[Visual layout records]
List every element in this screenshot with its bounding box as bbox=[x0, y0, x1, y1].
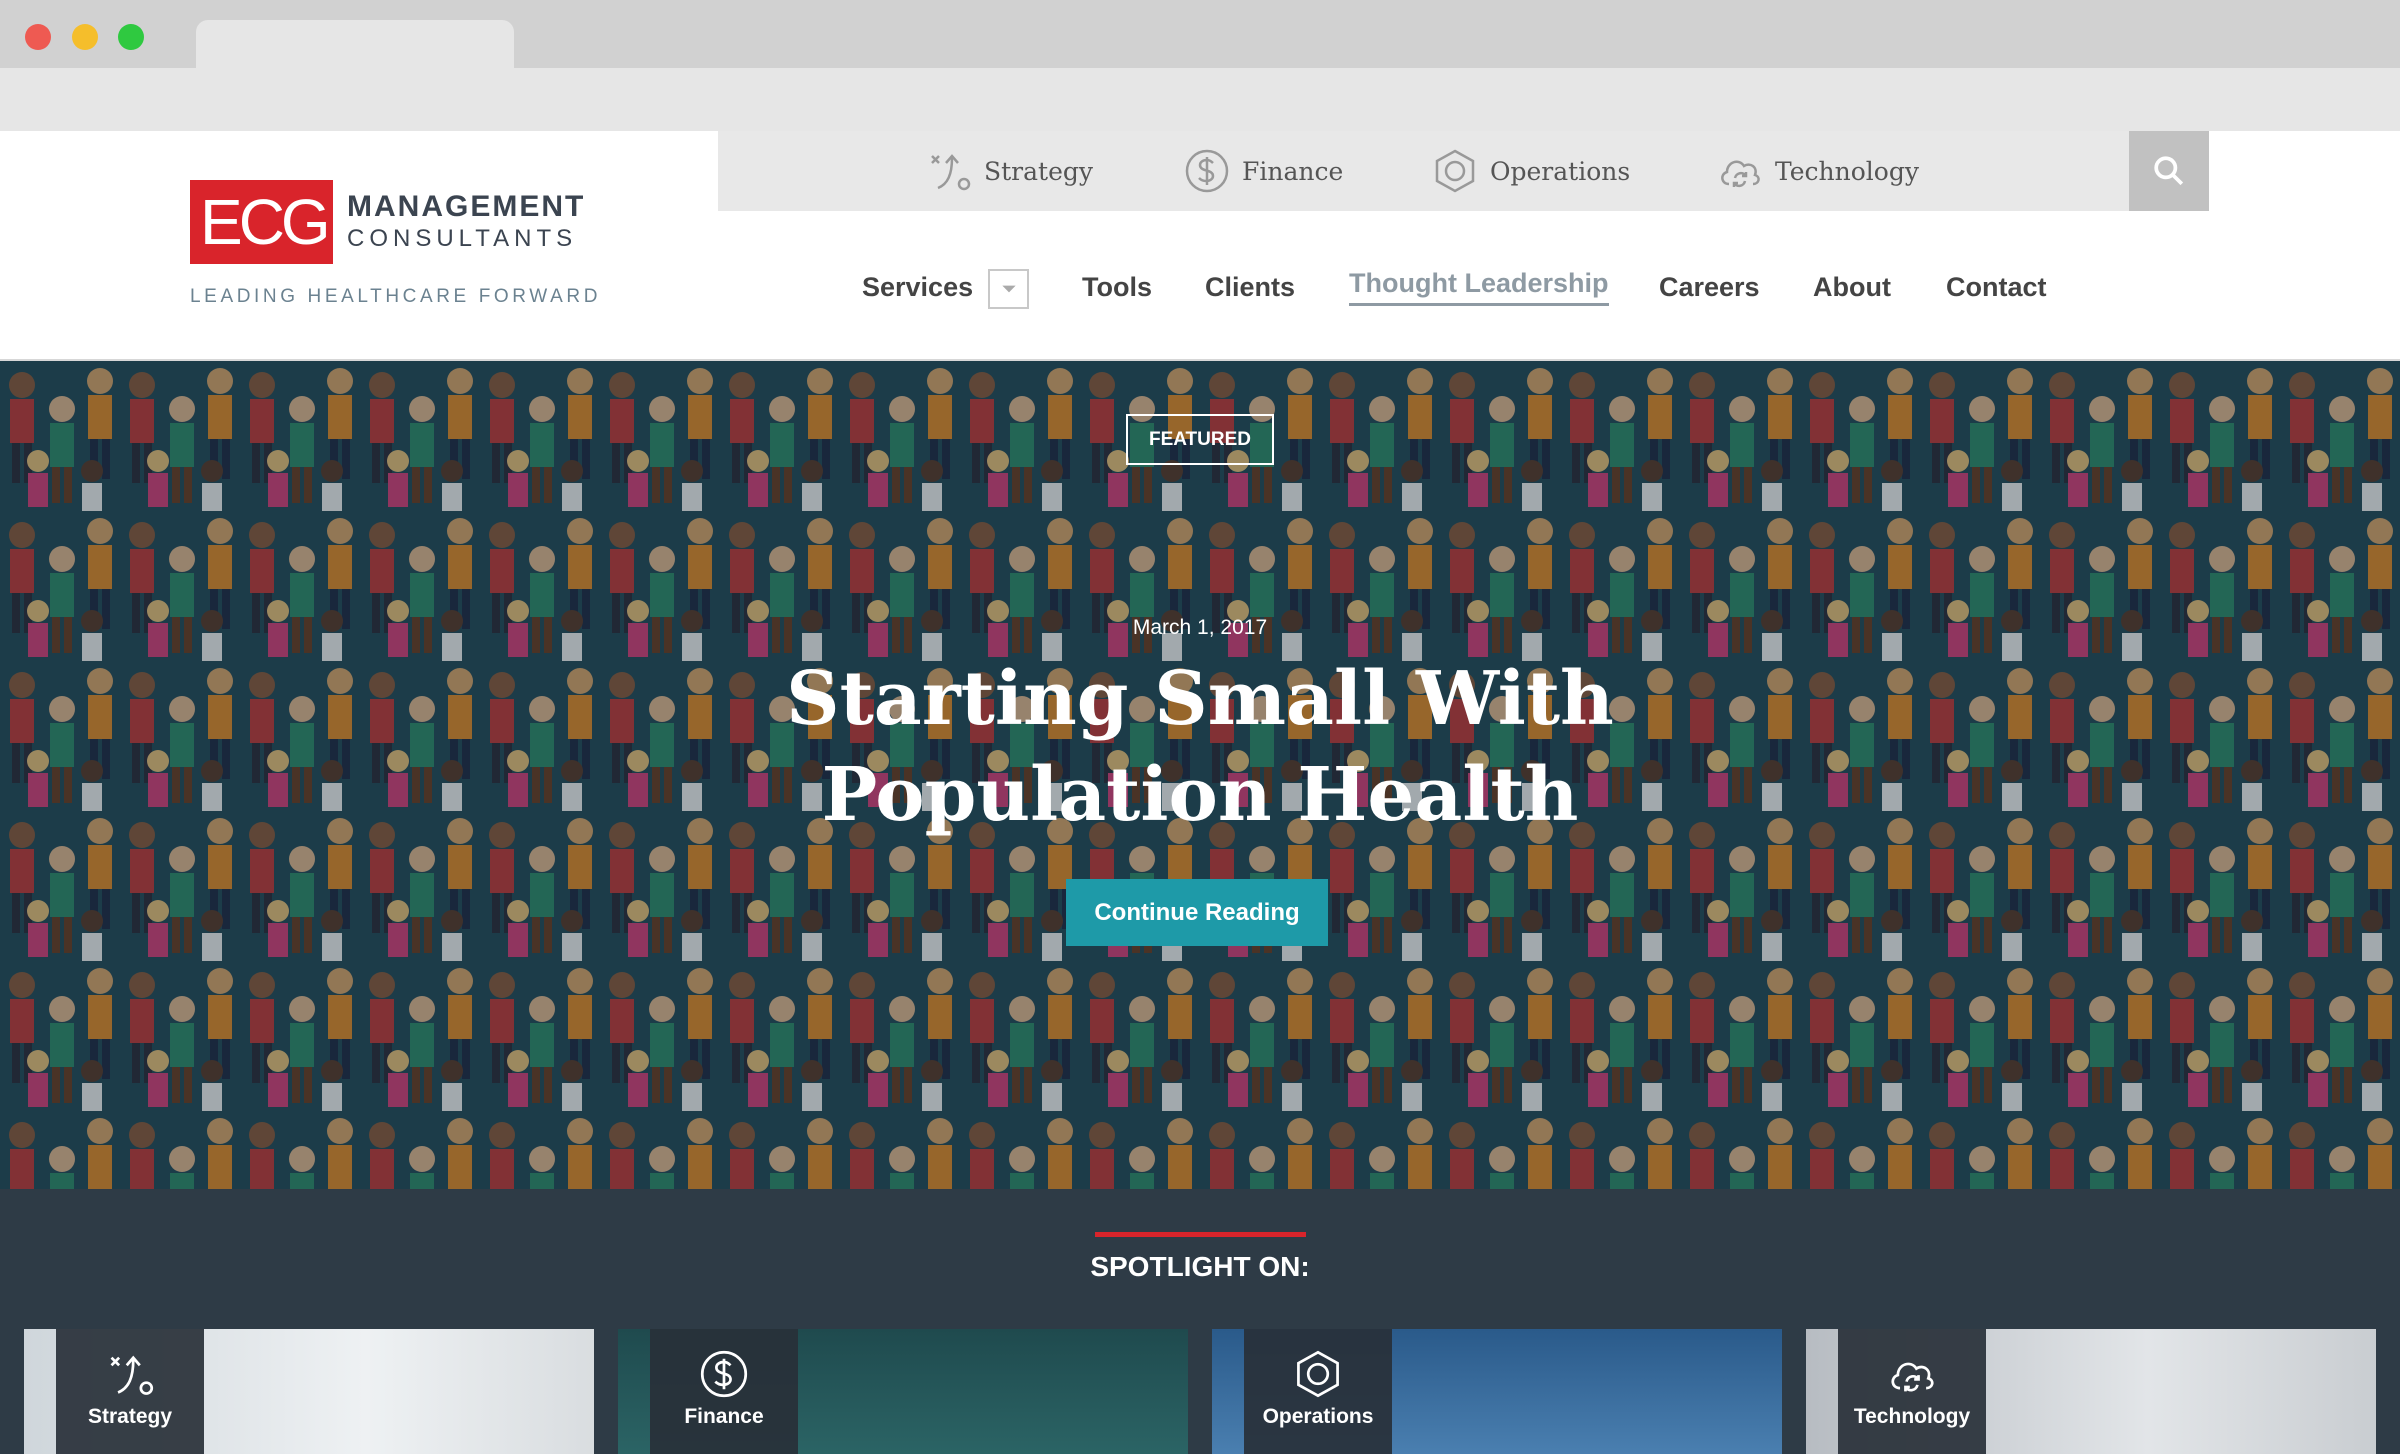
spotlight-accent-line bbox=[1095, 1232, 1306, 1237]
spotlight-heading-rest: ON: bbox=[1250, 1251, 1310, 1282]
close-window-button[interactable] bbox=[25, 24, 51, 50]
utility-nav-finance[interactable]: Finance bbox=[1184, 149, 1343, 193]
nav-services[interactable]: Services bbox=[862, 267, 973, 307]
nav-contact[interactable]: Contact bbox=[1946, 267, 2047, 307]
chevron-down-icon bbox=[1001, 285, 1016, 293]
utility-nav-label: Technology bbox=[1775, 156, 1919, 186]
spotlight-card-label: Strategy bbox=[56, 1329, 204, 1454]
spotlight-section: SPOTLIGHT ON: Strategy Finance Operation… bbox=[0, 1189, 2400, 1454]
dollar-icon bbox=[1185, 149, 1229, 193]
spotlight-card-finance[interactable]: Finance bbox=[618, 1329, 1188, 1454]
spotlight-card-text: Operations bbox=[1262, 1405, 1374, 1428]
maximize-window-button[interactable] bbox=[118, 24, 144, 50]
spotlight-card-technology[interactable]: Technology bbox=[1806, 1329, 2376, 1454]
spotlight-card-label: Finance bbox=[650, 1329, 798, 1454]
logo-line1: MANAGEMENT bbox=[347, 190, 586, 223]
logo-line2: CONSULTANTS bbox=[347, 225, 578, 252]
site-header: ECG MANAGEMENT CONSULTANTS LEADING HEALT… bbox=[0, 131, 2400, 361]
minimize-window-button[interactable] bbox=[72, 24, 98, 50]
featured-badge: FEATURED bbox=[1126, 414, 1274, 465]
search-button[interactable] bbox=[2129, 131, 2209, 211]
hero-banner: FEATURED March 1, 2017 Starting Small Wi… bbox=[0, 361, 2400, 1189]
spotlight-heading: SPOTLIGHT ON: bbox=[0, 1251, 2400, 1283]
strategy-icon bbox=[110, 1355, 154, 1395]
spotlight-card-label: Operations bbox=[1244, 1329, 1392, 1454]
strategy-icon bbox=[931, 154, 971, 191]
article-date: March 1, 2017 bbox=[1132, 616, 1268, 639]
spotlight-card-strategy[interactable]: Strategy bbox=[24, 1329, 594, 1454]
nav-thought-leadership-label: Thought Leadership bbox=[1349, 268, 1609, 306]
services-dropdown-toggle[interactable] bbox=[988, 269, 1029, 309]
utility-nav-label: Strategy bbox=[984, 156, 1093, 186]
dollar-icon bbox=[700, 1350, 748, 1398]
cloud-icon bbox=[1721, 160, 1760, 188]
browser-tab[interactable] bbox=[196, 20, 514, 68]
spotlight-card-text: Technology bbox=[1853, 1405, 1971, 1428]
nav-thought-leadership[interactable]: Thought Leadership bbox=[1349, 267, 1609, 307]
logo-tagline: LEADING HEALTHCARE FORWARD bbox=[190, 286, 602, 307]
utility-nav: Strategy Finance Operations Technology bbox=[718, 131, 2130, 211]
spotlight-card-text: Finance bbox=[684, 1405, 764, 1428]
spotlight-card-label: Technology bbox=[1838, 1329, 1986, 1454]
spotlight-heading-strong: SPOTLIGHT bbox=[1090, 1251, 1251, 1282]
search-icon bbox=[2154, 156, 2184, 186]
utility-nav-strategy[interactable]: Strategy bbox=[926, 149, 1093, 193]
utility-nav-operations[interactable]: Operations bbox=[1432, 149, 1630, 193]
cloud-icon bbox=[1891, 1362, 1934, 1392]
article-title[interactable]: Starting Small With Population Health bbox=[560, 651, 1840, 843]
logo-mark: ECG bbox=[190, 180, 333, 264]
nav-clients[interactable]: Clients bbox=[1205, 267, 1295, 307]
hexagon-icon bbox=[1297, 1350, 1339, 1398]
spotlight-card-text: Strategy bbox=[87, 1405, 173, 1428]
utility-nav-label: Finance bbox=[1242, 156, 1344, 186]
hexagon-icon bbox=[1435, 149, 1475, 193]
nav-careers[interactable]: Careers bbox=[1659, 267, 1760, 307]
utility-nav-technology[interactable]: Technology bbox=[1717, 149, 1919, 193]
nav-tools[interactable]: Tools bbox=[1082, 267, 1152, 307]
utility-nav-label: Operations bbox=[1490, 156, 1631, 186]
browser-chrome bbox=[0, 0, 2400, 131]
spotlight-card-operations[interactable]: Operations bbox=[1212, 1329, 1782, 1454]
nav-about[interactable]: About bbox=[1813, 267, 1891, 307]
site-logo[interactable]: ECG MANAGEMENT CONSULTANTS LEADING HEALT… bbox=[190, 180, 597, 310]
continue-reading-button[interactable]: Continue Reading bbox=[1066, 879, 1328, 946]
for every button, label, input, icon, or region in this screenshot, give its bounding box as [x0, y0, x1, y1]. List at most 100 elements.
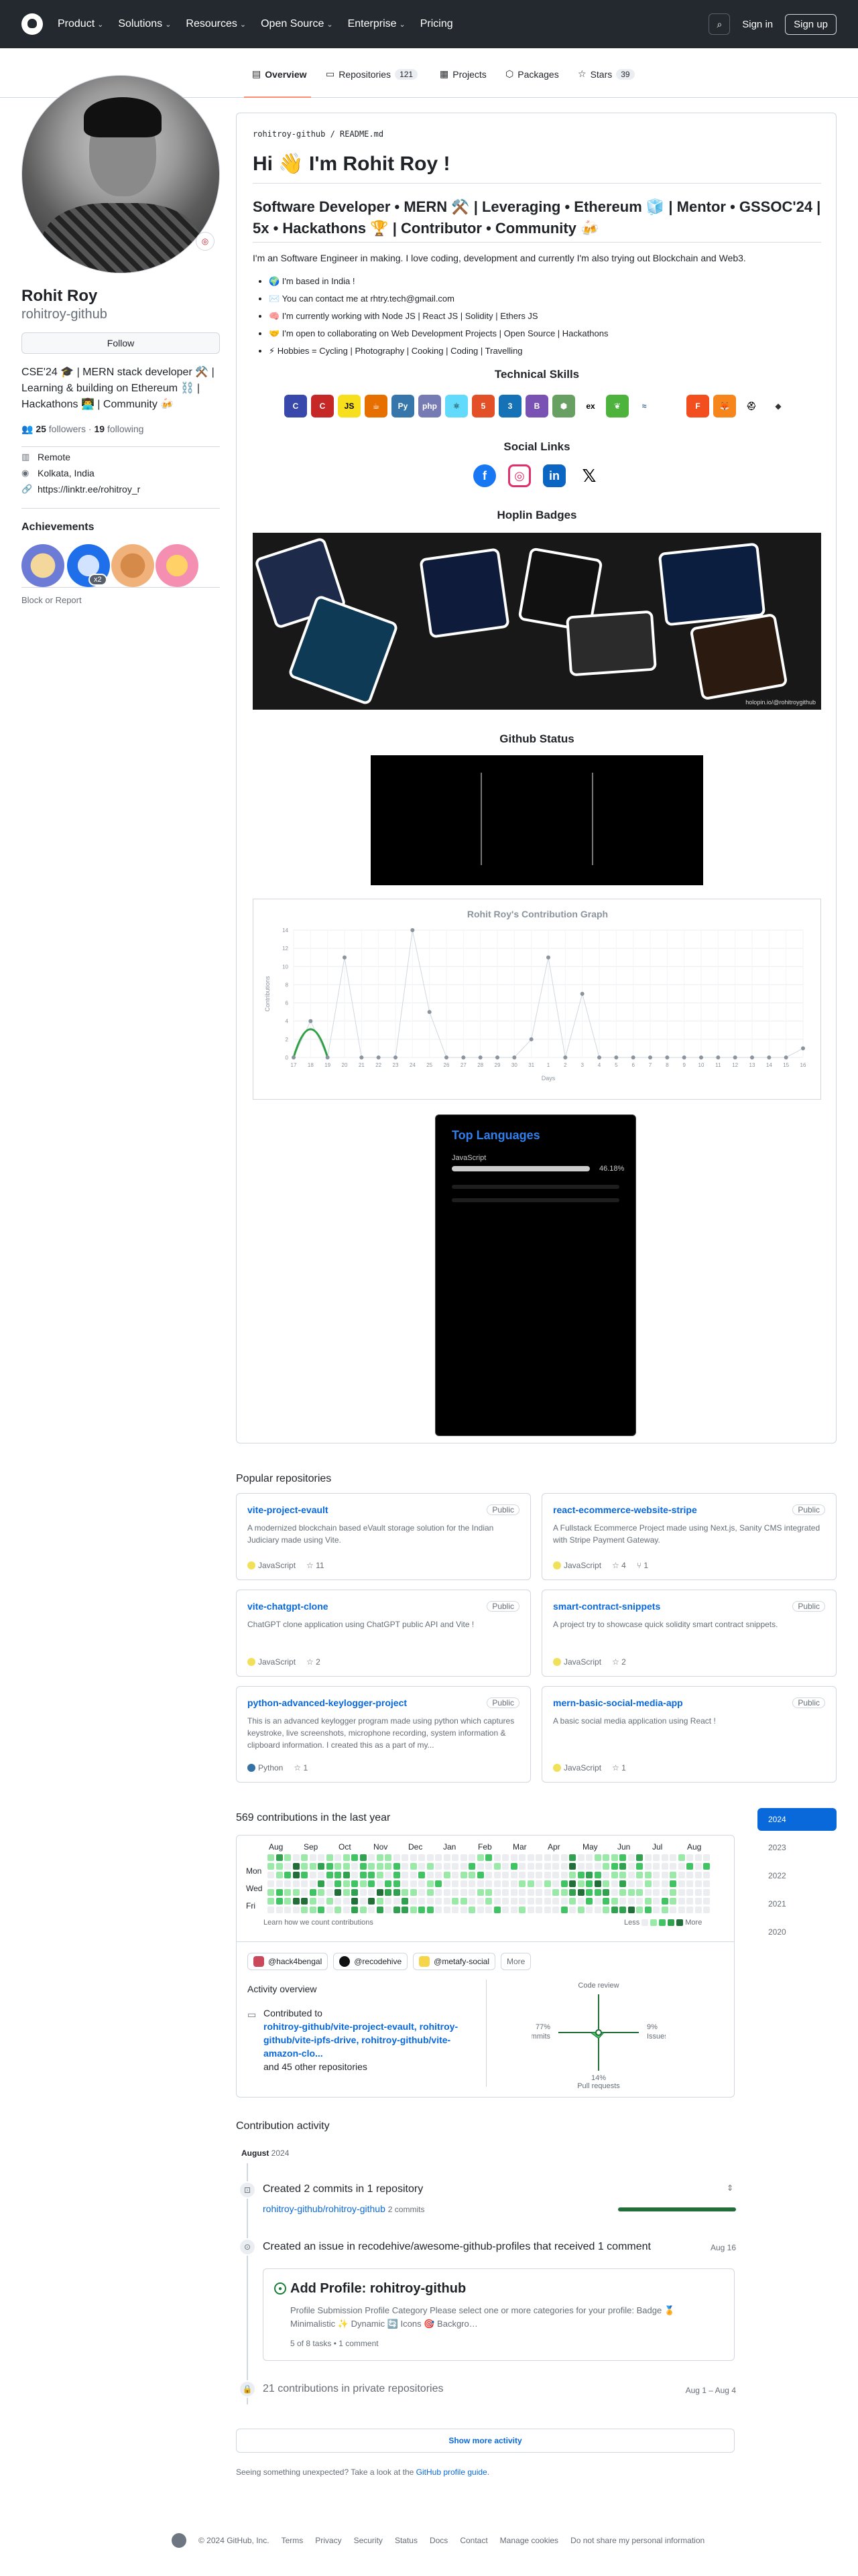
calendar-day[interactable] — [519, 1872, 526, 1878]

**Written exercise:**
Transcribe verbatim the lines from the one containing "spotlight-accent-line bbox=[1095, 1232, 1306, 1237]" through the one containing "hero-banner: FEATURED March", including both of those lines.

**Solution to this exercise:**
spotlight-accent-line bbox=[1095, 1232, 1306, 1237]
spotlight-heading-rest: ON: bbox=[1250, 1251, 1310, 1282]
close-window-button[interactable] bbox=[25, 24, 51, 50]
utility-nav-finance[interactable]: Finance bbox=[1184, 149, 1343, 193]
nav-services[interactable]: Services bbox=[862, 267, 973, 307]
nav-contact[interactable]: Contact bbox=[1946, 267, 2047, 307]
chevron-down-icon bbox=[1001, 285, 1016, 293]
utility-nav-label: Technology bbox=[1775, 156, 1919, 186]
spotlight-card-label: Strategy bbox=[56, 1329, 204, 1454]
spotlight-section: SPOTLIGHT ON: Strategy Finance Operation… bbox=[0, 1189, 2400, 1454]
dollar-icon bbox=[1185, 149, 1229, 193]
spotlight-card-finance[interactable]: Finance bbox=[618, 1329, 1188, 1454]
spotlight-card-text: Operations bbox=[1262, 1405, 1374, 1428]
maximize-window-button[interactable] bbox=[118, 24, 144, 50]
spotlight-card-technology[interactable]: Technology bbox=[1806, 1329, 2376, 1454]
spotlight-card-label: Finance bbox=[650, 1329, 798, 1454]
logo-line1: MANAGEMENT bbox=[347, 190, 586, 223]
logo-line2: CONSULTANTS bbox=[347, 225, 578, 252]
site-header: ECG MANAGEMENT CONSULTANTS LEADING HEALT… bbox=[0, 131, 2400, 361]
minimize-window-button[interactable] bbox=[72, 24, 98, 50]
featured-badge: FEATURED bbox=[1126, 414, 1274, 465]
search-button[interactable] bbox=[2129, 131, 2209, 211]
hero-banner: FEATURED March 1, 2017 Starting Small Wi… bbox=[0, 361, 2400, 1189]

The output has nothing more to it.